# [REQUIRED WORK]
Take the data that follows and retype it word for word.

☆ ☆ ☆ ☆

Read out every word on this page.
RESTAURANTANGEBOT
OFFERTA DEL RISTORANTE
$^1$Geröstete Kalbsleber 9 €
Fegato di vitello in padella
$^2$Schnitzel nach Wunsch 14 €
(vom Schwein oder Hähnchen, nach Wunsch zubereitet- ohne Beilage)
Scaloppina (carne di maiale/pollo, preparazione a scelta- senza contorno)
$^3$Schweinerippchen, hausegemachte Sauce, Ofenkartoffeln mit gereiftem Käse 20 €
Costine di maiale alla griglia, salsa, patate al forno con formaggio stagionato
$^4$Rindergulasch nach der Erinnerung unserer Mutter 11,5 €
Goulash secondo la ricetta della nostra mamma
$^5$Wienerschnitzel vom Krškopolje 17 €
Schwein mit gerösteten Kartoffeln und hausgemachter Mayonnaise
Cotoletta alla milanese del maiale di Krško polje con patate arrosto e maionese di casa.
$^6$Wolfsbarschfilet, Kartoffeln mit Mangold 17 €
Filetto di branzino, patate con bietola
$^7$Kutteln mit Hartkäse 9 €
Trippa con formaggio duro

☆ ☆ ☆ ☆

# [ANSWER FOR THIS EXERCISE]
Read out every word on this page.
RESTAURANTANGEBOT
OFFERTA DEL RISTORANTE
$^1$Geröstete Kalbsleber 9 €
Fegato di vitello in padella
$^2$Schnitzel nach Wunsch 14 €
(vom Schwein oder Hähnchen, nach Wunsch zubereitet- ohne Beilage)
Scaloppina (carne di maiale/pollo, preparazione a scelta- senza contorno)
$^3$Schweinerippchen, hausegemachte Sauce, Ofenkartoffeln mit gereiftem Käse 20 €
Costine di maiale alla griglia, salsa, patate al forno con formaggio stagionato
$^4$Rindergulasch nach der Erinnerung unserer Mutter 11,5 €
Goulash secondo la ricetta della nostra mamma
$^5$Wienerschnitzel vom Krškopolje 17 €
Schwein mit gerösteten Kartoffeln und hausgemachter Mayonnaise
Cotoletta alla milanese del maiale di Krško polje con patate arrosto e maionese di casa.
$^6$Wolfsbarschfilet, Kartoffeln mit Mangold 17 €
Filetto di branzino, patate con bietola
$^7$Kutteln mit Hartkäse 9 €
Trippa con formaggio duro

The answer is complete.